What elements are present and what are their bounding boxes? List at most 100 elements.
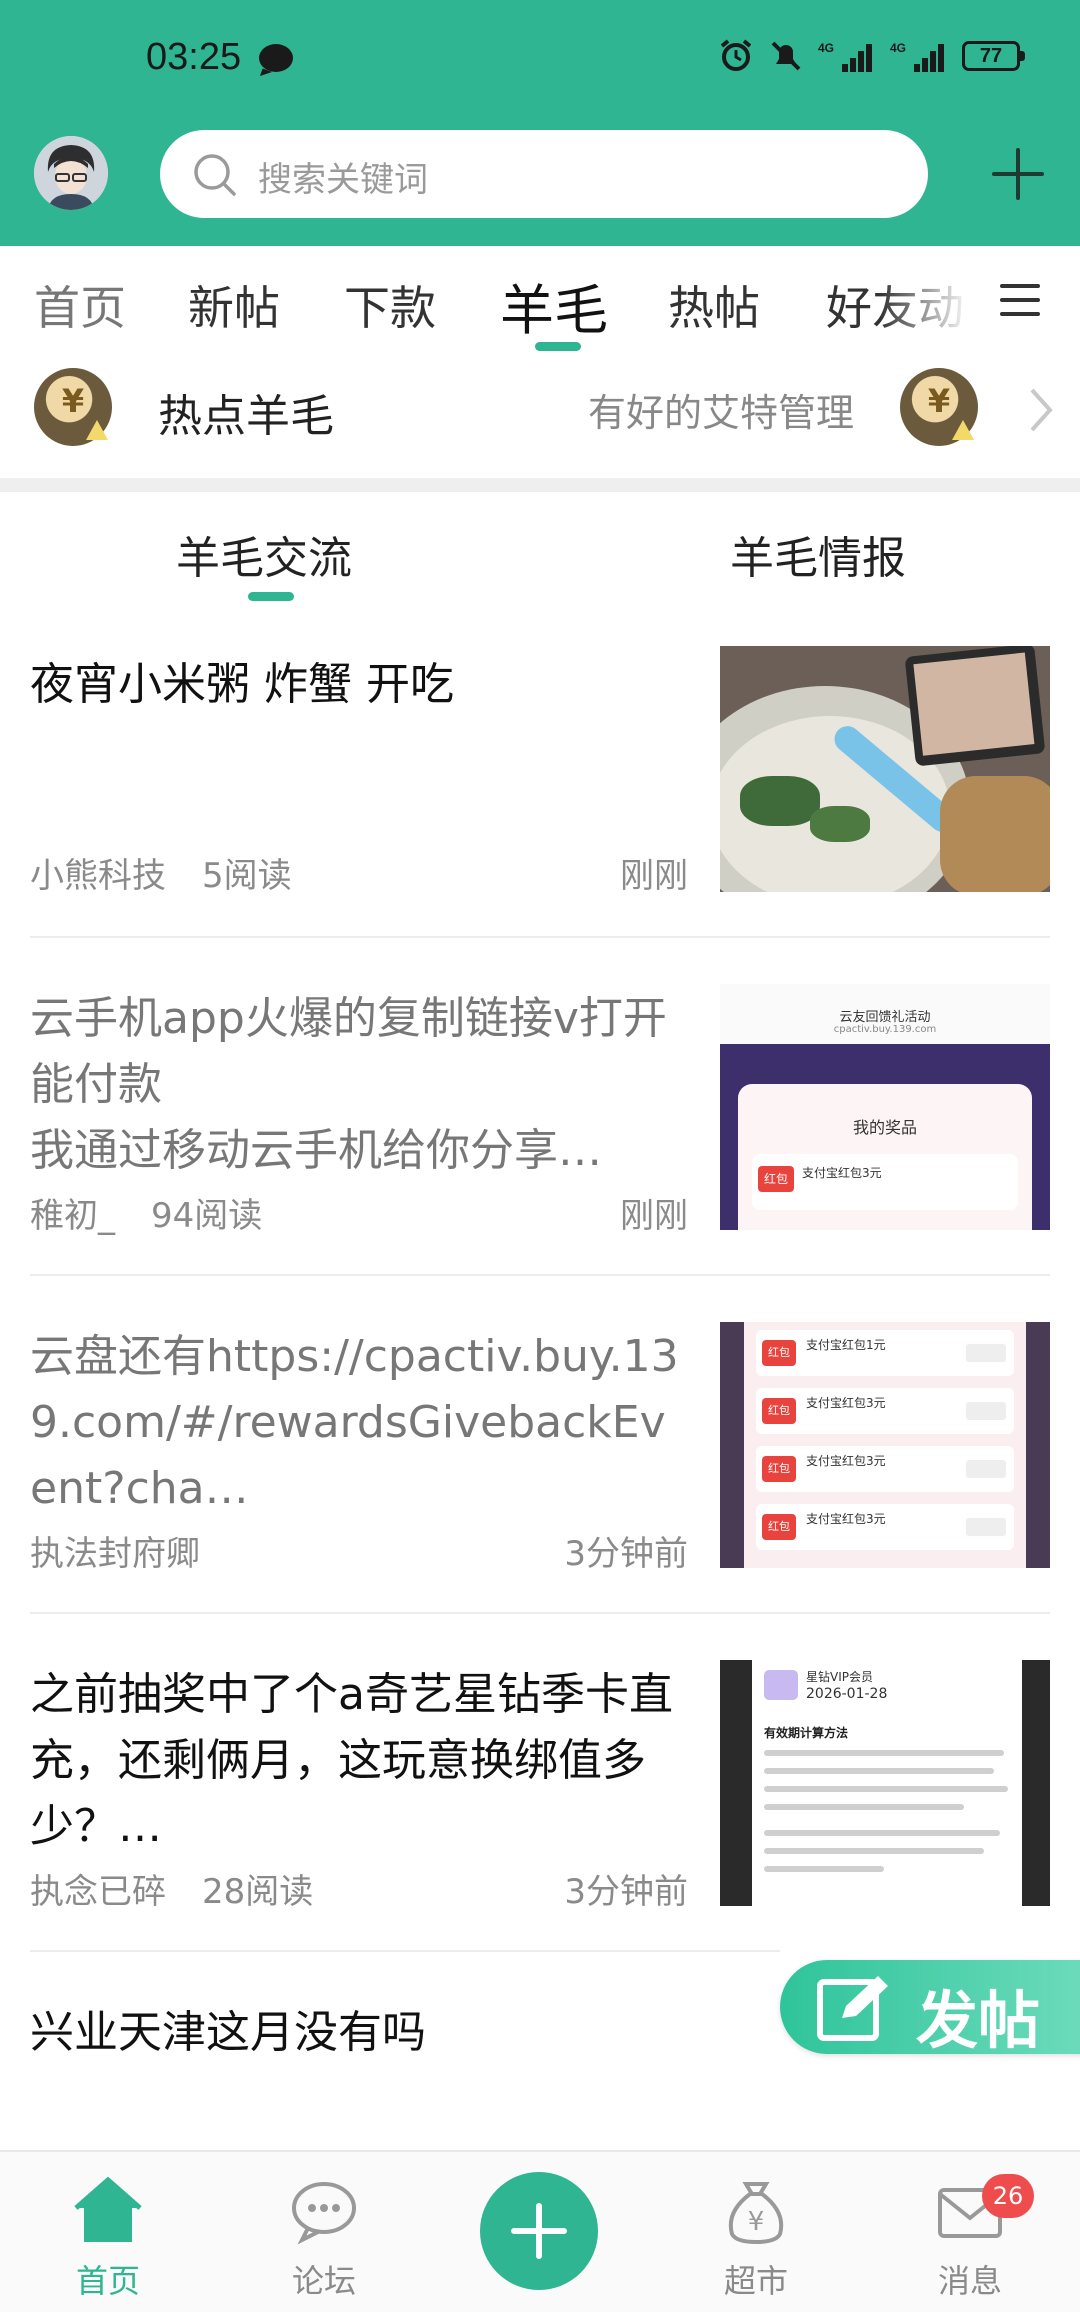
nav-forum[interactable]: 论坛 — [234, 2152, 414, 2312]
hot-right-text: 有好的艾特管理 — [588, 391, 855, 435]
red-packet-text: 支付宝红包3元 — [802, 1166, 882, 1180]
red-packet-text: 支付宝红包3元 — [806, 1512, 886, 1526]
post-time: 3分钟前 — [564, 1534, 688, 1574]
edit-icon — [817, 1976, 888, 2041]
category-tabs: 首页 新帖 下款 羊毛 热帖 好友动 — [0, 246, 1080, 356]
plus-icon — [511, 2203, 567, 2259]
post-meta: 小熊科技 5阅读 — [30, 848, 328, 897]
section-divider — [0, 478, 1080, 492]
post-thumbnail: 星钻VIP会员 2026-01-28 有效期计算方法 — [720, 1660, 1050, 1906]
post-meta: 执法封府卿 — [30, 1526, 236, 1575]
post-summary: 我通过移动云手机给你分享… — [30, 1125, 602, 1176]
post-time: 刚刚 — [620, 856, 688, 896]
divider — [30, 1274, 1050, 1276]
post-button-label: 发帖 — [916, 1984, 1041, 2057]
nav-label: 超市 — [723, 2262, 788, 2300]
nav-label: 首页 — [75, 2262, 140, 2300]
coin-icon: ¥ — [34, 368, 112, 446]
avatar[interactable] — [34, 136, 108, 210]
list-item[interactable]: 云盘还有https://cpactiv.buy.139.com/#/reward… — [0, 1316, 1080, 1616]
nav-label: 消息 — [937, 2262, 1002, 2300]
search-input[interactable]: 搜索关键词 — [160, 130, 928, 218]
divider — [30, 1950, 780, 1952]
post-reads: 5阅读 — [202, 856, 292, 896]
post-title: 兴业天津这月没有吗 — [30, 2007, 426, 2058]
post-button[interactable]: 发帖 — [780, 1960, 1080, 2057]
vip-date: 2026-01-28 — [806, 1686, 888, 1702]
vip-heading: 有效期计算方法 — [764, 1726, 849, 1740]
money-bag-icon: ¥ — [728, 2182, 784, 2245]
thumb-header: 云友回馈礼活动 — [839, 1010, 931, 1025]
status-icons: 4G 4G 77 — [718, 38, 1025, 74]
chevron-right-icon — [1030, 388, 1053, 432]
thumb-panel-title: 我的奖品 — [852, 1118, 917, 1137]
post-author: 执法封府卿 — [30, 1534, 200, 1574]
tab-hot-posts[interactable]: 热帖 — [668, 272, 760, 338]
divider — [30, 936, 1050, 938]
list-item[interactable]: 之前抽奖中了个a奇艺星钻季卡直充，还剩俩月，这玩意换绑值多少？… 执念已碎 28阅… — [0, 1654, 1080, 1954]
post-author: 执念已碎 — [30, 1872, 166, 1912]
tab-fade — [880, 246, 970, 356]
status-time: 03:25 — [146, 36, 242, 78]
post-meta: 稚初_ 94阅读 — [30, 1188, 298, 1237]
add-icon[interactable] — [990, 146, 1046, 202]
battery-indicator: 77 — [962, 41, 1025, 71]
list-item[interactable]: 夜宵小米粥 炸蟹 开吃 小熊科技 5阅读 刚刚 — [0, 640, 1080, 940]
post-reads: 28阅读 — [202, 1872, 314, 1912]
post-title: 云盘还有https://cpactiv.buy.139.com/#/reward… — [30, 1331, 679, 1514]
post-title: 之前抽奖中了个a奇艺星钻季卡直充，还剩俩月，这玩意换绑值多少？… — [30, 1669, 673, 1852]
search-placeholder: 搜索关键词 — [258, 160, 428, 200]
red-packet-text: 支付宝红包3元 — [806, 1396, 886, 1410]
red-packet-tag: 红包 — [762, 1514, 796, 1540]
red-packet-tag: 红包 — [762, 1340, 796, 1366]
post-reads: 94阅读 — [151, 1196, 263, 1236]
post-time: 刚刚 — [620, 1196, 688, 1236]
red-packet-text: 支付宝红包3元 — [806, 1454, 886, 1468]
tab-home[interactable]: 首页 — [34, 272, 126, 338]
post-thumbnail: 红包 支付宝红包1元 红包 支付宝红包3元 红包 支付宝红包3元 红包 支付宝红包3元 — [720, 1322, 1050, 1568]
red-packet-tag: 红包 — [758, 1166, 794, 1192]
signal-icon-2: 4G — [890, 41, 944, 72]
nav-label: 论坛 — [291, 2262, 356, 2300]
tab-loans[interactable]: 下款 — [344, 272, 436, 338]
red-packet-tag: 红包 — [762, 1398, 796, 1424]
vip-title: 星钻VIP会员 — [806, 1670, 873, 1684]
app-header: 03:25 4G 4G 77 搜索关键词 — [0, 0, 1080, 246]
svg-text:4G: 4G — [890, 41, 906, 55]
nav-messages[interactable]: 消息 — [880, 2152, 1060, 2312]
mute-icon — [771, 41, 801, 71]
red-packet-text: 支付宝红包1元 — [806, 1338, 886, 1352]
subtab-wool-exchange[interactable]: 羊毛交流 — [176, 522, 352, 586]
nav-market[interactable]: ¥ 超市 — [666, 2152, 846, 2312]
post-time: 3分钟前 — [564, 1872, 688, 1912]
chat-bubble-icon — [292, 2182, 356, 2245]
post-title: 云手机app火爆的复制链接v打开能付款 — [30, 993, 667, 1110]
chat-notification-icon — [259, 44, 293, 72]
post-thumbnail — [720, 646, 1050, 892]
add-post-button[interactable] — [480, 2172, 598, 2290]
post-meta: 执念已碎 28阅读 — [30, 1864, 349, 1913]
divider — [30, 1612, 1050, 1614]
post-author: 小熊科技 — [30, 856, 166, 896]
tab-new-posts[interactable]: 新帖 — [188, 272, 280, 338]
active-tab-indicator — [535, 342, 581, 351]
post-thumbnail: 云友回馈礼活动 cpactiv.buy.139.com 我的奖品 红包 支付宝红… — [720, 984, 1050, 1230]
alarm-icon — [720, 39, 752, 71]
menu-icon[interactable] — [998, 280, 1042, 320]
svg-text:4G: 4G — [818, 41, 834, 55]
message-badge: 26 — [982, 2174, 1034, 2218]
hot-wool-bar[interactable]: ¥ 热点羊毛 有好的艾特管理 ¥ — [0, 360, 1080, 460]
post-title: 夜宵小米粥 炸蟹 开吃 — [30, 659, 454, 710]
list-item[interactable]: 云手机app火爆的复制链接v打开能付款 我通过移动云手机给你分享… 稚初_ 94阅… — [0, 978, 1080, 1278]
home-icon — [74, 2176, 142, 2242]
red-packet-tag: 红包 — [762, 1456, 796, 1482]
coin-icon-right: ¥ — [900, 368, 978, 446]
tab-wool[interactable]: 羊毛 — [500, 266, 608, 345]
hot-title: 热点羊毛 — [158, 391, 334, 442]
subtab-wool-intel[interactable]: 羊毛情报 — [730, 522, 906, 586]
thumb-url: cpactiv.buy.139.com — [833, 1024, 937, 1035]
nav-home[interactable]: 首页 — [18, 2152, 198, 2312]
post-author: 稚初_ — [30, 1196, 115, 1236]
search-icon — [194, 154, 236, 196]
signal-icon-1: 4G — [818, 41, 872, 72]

========================================

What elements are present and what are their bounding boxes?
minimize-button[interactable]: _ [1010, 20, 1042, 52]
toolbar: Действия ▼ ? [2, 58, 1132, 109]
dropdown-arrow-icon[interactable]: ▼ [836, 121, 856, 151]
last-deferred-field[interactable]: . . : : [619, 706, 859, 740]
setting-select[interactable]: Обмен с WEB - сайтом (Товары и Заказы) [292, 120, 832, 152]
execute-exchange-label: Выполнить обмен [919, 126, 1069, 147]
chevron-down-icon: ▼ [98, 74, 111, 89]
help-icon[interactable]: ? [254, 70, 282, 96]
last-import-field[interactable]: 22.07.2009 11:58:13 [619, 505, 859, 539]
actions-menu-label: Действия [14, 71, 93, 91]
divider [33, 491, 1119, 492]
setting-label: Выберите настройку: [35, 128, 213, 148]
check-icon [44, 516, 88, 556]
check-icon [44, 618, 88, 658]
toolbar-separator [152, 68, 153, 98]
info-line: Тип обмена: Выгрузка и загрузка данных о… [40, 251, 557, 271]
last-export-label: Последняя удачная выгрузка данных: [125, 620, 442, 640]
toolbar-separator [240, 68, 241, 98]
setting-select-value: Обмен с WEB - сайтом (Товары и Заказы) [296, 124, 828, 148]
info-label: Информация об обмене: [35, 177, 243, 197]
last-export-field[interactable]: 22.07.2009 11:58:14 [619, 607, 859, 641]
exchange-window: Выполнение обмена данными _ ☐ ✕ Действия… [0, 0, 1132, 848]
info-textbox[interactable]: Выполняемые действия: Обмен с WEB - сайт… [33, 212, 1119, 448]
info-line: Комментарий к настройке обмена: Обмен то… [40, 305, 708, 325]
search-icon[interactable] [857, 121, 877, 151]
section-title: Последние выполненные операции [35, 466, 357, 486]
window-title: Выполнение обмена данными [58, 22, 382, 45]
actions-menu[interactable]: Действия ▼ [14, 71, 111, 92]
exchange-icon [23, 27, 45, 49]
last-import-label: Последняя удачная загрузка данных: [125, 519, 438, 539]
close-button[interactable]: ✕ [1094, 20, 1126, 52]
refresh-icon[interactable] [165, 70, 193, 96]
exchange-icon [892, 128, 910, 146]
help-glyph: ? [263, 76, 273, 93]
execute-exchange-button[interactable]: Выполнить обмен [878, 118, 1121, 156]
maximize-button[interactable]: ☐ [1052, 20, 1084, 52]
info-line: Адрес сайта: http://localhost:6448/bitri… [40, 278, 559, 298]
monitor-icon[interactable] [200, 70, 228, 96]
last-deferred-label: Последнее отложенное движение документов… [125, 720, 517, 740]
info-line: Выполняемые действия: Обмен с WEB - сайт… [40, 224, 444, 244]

========================================

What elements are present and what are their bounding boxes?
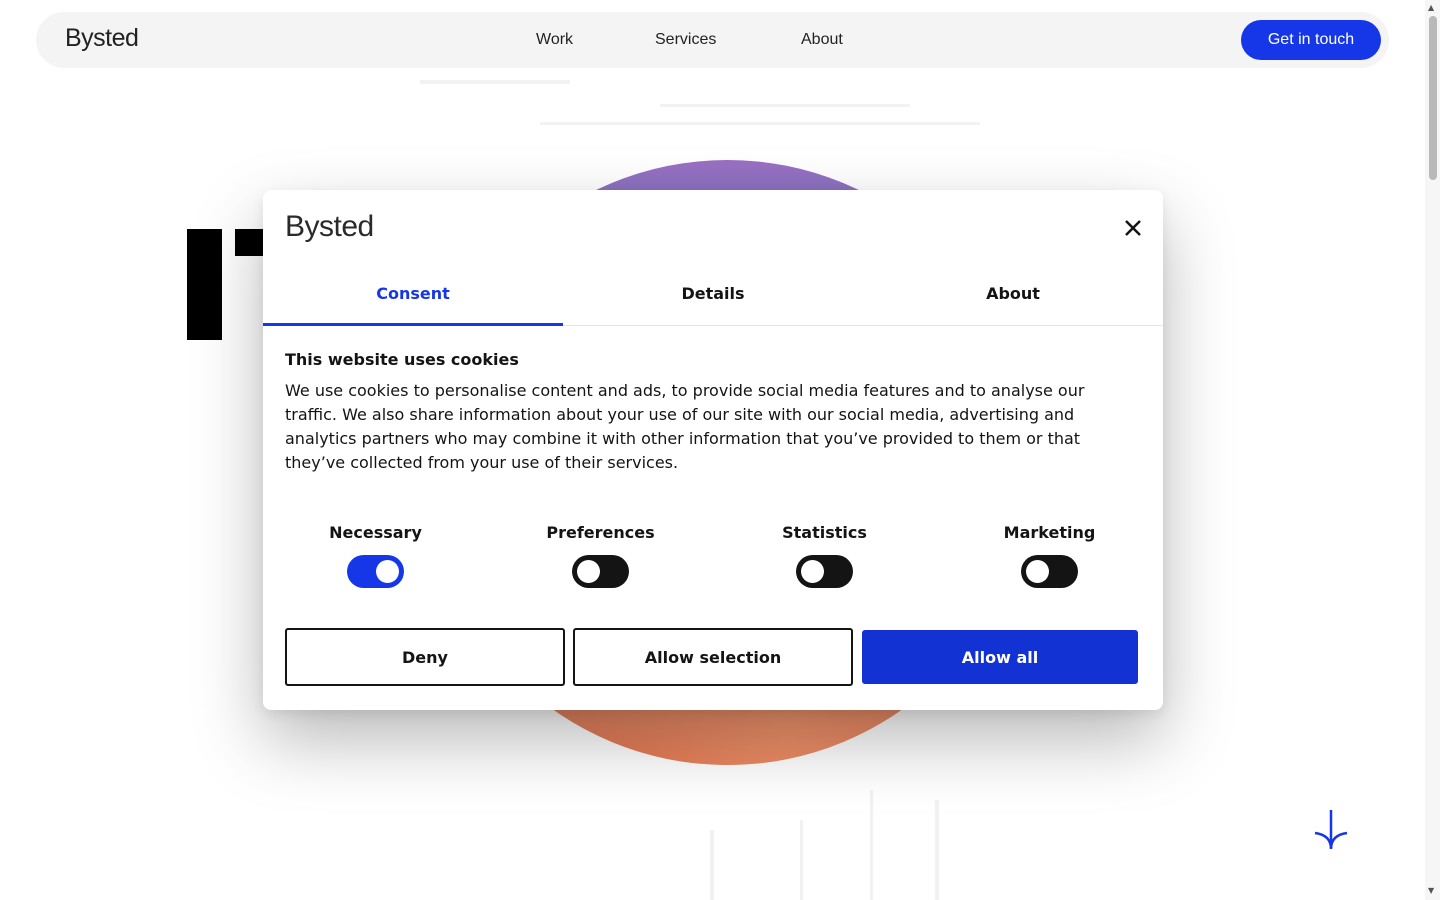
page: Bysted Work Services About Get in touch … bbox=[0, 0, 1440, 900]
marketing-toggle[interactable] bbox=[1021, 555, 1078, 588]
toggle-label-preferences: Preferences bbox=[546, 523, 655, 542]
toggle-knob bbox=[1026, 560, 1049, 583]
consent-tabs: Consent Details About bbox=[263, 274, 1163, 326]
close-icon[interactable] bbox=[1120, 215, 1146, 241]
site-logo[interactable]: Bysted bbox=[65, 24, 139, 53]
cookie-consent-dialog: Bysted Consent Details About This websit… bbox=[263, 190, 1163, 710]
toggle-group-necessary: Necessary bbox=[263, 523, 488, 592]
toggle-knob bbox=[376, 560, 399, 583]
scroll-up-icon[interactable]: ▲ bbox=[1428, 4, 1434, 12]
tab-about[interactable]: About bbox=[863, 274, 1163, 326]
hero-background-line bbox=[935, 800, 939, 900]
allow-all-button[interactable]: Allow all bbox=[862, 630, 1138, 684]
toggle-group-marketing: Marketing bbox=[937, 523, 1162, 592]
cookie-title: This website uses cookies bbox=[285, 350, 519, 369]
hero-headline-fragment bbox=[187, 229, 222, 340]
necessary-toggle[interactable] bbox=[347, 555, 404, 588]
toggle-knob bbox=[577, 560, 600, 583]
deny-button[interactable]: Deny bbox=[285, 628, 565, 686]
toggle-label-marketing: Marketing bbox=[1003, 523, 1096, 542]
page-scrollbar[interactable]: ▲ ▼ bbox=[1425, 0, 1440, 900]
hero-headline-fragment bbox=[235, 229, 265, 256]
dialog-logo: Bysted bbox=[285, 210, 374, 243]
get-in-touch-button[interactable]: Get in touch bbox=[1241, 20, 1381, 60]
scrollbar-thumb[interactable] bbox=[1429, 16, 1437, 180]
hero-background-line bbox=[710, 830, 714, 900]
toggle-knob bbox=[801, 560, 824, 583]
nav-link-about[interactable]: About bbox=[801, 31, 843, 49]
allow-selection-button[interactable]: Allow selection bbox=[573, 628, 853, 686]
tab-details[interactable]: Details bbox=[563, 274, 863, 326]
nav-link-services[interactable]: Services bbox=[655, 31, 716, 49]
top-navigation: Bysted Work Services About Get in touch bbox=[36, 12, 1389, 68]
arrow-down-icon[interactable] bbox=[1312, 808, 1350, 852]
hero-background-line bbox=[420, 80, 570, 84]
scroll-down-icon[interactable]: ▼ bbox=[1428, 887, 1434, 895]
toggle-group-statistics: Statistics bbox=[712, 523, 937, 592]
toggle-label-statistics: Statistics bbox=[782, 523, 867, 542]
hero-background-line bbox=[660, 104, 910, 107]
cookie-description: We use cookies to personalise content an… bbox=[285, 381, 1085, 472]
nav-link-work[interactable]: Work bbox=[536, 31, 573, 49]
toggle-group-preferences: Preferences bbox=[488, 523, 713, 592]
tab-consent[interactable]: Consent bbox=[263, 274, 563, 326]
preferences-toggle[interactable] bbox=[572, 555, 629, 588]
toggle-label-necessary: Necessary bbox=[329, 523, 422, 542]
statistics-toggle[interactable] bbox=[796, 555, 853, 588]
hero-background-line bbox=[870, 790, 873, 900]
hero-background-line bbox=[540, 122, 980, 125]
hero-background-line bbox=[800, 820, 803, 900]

========================================

### [Your objective]
Begin at the line of the material that has "page: Bysted Work" and stop after the line that has "hero-headline-fragment bbox=[187, 229, 222, 340]". Write out those lines again, swapping "Allow all" for "Accept all" and changing nothing else.

### [Complete response]
page: Bysted Work Services About Get in touch … bbox=[0, 0, 1440, 900]
marketing-toggle[interactable] bbox=[1021, 555, 1078, 588]
toggle-label-preferences: Preferences bbox=[546, 523, 655, 542]
toggle-knob bbox=[1026, 560, 1049, 583]
consent-tabs: Consent Details About bbox=[263, 274, 1163, 326]
close-icon[interactable] bbox=[1120, 215, 1146, 241]
site-logo[interactable]: Bysted bbox=[65, 24, 139, 53]
cookie-consent-dialog: Bysted Consent Details About This websit… bbox=[263, 190, 1163, 710]
toggle-group-necessary: Necessary bbox=[263, 523, 488, 592]
toggle-knob bbox=[376, 560, 399, 583]
scroll-up-icon[interactable]: ▲ bbox=[1428, 4, 1434, 12]
tab-about[interactable]: About bbox=[863, 274, 1163, 326]
hero-background-line bbox=[935, 800, 939, 900]
allow-all-button[interactable]: Accept all bbox=[862, 630, 1138, 684]
toggle-group-marketing: Marketing bbox=[937, 523, 1162, 592]
cookie-title: This website uses cookies bbox=[285, 350, 519, 369]
hero-headline-fragment bbox=[187, 229, 222, 340]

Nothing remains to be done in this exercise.